[Items listed in a dataset]

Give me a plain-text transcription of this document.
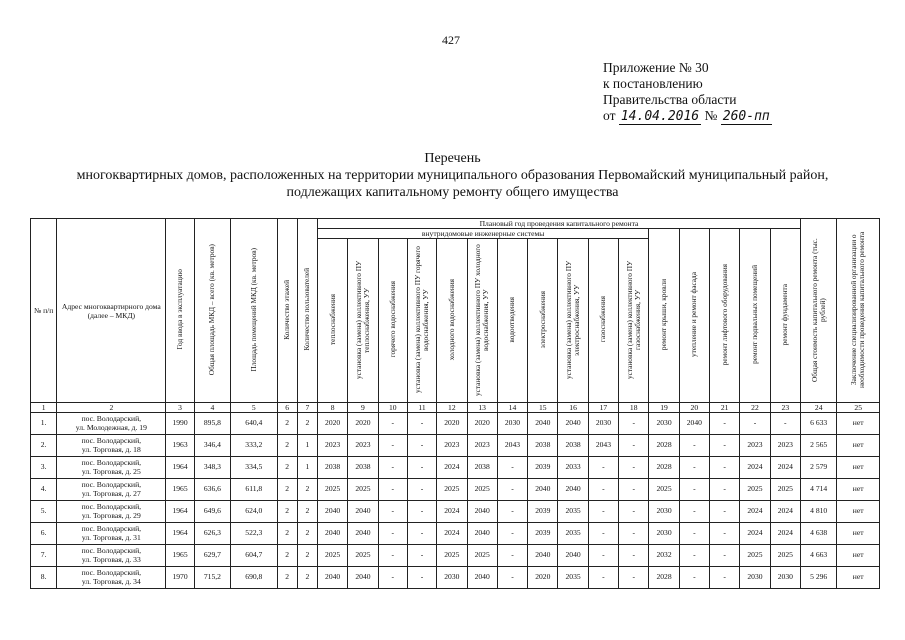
427
Приложение № 30
к постановлению
Правительства области
от 14.04.2016 № 260-пп
Перечень
многоквартирных домов, расположенных на территории муниципального образования Первомайский муниципальный район,
подлежащих капитальному ремонту общего имущества
№ п/п	Адрес многоквартирного дома (далее – МКД)	Год ввода в эксплуатацию	Общая площадь МКД – всего (кв. метров)	Площадь помещений МКД (кв. метров)	Количество этажей	Количество пользователей	Плановый год проведения капитального ремонта																Общая стоимость капитального ремонта (тыс. рублей)	Заключение специализированной организации о необходимости проведения капитального ремонта
							внутридомовые инженерные системы											ремонт крыши, кровли	утепление и ремонт фасада	ремонт лифтового оборудования	ремонт подвальных помещений	ремонт фундамента		
							теплоснабжения	установка (замена) коллективного ПУ теплоснабжения, УУ	горячего водоснабжения	установка (замена) коллективного ПУ горячего водоснабжения, УУ	холодного водоснабжения	установка (замена) коллективного ПУ холодного водоснабжения, УУ	водоотведения	электроснабжения	установка (замена) коллективного ПУ электроснабжения, УУ	газоснабжения	установка (замена) коллективного ПУ газоснабжения, УУ							
1	2	3	4	5	6	7	8	9	10	11	12	13	14	15	16	17	18	19	20	21	22	23	24	25
1.	пос. Володарский,
ул. Молодежная, д. 19	1990	895,8	640,4	2	2	2020	2020	-	-	2020	2020	2030	2040	2040	2030	-	2030	2040	-	-	-	6 633	нет
2.	пос. Володарский,
ул. Торговая, д. 18	1963	346,4	333,2	2	1	2023	2023	-	-	2023	2023	2043	2038	2038	2043	-	2028	-	-	2023	2023	2 565	нет
3.	пос. Володарский,
ул. Торговая, д. 25	1964	348,3	334,5	2	1	2038	2038	-	-	2024	2038	-	2039	2033	-	-	2028	-	-	2024	2024	2 579	нет
4.	пос. Володарский,
ул. Торговая, д. 27	1965	636,6	611,8	2	2	2025	2025	-	-	2025	2025	-	2040	2040	-	-	2025	-	-	2025	2025	4 714	нет
5.	пос. Володарский,
ул. Торговая, д. 29	1964	649,6	624,0	2	2	2040	2040	-	-	2024	2040	-	2039	2035	-	-	2030	-	-	2024	2024	4 810	нет
6.	пос. Володарский,
ул. Торговая, д. 31	1964	626,3	522,3	2	2	2040	2040	-	-	2024	2040	-	2039	2035	-	-	2030	-	-	2024	2024	4 638	нет
7.	пос. Володарский,
ул. Торговая, д. 33	1965	629,7	604,7	2	2	2025	2025	-	-	2025	2025	-	2040	2040	-	-	2032	-	-	2025	2025	4 663	нет
8.	пос. Володарский,
ул. Торговая, д. 34	1970	715,2	690,8	2	2	2040	2040	-	-	2030	2040	-	2020	2035	-	-	2028	-	-	2030	2030	5 296	нет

**Request**
Locate the lines above that contain "Володарский" and copy them.

**Exercise answer**
1.	пос. Володарский,
2.	пос. Володарский,
3.	пос. Володарский,
4.	пос. Володарский,
5.	пос. Володарский,
6.	пос. Володарский,
7.	пос. Володарский,
8.	пос. Володарский,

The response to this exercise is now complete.